EXERCISE OBJECTIVE:
Could you extract the part of the vector-angle thread from "# Thread: solve" to "would be appreciated.", copying it word for word?

*** Opening of SUPPLIED PASSAGE ***

# Thread: solve for variable when vector a and b have a 45 degree angle between them

1. ## solve for variable when vector a and b have a 45 degree angle between them

vector a = (2,5) and vector b = (-1,t)

solve for t when the vectors have a 45 degree angle between them

any help would be appreciated.

2. If I remember correctly you can use the dot product

$a.b = |a||b|cos \theta$

$-2+5t = \sqrt{29} \cdot \sqrt{1+t^2} \cdot \dfrac{\sqrt{2}}{2}$

3. hm, yeah thats what I figured. I can't figure out how to solve from there on.

4. Where are you having trouble? It just ends up becoming a quadratic after you square both sides.

5. $-2+5t = \dfrac{\sqrt{58(1+t^2)}}{2}$

$10t-4 = \sqrt{58+58t^2}$

$100t^2-80t+16 = 58+58t^2$

$42t^2-80t-42 = 0$

$21t^2-40t-21 = 0$

This one does factor but it might be easier to use the quadratic formula

6. I tried that but Ididn't get the correct answer. the answer is t=7/3

7. Yes, that is the positive answer you get when you solve the quadratic.

$21t^2 - 40 t - 21 = 0$

$t = \displaystyle\frac{40 \pm \sqrt{(-40)^ 2- 4(21)(-21)}}{2\times 21}$

$= \displaystyle\frac{40 \pm 58}{42}$

8. ah okay, i'll give it another go

9. I've editted the post. Where was your mistake? I assume it was probably just a sign error or something.

10. Originally Posted by colorado
I tried that but Ididn't get the correct answer. the answer is t=7/3
Please show your working rather than just giving an answer. Then it is easier to diagnose what help you actually need.

11. noted

*** Close of SUPPLIED PASSAGE ***
*** Opening of ENTRIES PROVIDED ***

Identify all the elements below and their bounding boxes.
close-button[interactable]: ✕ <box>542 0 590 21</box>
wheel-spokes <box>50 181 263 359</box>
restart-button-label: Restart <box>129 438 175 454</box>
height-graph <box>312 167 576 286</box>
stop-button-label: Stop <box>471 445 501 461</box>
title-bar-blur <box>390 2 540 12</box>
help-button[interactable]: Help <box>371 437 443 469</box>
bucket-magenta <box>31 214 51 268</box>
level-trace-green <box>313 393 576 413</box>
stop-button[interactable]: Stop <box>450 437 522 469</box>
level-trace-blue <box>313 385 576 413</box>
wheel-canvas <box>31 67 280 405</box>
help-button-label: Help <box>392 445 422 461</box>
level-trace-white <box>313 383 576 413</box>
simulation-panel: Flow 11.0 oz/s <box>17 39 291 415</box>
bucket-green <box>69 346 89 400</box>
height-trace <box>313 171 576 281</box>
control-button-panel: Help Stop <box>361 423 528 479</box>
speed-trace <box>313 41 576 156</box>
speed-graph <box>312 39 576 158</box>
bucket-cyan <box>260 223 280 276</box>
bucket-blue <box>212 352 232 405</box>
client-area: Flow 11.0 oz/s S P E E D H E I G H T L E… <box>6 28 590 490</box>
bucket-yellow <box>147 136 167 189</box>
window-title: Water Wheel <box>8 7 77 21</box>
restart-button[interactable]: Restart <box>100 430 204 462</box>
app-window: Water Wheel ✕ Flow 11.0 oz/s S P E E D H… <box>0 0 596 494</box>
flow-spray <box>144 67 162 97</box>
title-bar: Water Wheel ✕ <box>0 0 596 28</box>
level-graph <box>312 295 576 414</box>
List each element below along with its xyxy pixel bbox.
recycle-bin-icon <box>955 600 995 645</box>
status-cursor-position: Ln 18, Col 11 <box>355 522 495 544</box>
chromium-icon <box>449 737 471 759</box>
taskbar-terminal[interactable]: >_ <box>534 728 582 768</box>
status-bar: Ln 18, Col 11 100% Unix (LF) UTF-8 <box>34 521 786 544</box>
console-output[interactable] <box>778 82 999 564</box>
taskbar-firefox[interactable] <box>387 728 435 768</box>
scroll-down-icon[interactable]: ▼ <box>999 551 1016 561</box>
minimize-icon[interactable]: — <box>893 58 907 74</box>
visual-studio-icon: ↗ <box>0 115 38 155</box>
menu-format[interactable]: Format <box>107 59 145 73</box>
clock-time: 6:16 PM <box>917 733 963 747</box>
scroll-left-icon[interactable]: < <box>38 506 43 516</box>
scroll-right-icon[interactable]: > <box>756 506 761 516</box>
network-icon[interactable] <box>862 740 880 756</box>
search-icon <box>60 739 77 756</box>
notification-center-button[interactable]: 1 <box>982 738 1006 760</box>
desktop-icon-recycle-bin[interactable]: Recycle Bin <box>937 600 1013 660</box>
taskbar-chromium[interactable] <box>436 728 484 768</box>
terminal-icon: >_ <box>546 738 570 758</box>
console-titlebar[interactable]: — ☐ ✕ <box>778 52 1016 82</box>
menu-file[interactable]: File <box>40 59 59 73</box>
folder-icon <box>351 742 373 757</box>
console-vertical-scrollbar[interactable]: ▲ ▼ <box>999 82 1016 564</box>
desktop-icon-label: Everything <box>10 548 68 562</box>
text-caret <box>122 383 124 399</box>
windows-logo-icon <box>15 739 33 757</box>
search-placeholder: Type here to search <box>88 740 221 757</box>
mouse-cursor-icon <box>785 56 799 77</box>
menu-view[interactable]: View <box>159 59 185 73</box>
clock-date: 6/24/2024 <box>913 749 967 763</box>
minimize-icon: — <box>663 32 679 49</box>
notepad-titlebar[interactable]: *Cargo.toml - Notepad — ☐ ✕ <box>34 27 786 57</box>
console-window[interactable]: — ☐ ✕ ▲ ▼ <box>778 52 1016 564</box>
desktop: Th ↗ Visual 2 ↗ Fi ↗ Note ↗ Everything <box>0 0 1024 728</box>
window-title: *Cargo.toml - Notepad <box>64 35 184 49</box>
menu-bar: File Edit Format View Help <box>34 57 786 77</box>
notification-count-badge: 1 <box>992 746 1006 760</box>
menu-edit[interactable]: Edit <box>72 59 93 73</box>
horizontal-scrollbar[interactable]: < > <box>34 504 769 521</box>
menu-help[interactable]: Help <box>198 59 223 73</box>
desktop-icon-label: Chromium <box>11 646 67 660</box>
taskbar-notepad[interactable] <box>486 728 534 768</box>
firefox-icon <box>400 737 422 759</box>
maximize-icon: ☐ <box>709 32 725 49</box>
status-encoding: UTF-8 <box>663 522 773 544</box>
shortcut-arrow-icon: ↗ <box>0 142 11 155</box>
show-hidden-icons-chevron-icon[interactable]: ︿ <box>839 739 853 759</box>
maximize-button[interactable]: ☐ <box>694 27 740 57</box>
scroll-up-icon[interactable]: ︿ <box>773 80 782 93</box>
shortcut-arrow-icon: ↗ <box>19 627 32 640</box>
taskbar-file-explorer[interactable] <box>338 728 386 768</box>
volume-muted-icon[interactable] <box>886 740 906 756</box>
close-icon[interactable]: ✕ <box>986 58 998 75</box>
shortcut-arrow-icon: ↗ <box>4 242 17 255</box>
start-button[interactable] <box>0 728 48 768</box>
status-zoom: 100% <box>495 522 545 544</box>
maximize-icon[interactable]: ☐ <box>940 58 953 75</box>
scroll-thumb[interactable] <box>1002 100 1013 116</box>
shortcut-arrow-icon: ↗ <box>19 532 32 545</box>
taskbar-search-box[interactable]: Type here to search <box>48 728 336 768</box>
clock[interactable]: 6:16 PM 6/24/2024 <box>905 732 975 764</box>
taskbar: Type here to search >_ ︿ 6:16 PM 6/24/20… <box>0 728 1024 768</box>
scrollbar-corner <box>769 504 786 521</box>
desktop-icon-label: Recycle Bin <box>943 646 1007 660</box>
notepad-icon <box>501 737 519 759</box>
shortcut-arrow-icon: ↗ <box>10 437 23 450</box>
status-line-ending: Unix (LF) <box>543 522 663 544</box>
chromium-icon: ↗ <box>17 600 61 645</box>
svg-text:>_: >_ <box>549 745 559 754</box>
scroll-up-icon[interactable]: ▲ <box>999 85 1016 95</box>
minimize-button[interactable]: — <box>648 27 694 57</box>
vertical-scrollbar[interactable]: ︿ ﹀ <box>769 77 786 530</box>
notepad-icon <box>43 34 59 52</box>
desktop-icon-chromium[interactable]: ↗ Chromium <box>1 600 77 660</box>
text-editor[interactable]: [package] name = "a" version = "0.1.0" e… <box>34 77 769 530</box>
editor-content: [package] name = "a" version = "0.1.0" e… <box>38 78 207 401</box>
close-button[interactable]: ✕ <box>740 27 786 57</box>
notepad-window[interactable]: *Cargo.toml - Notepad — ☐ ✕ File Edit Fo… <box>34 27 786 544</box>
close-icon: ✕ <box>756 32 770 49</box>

*** Close of ENTRIES PROVIDED ***

RESPONSE FOR THIS EXERCISE:
# Thread: solve for variable when vector a and b have a 45 degree angle between them

1. ## solve for variable when vector a and b have a 45 degree angle between them

vector a = (2,5) and vector b = (-1,t)

solve for t when the vectors have a 45 degree angle between them

any help would be appreciated.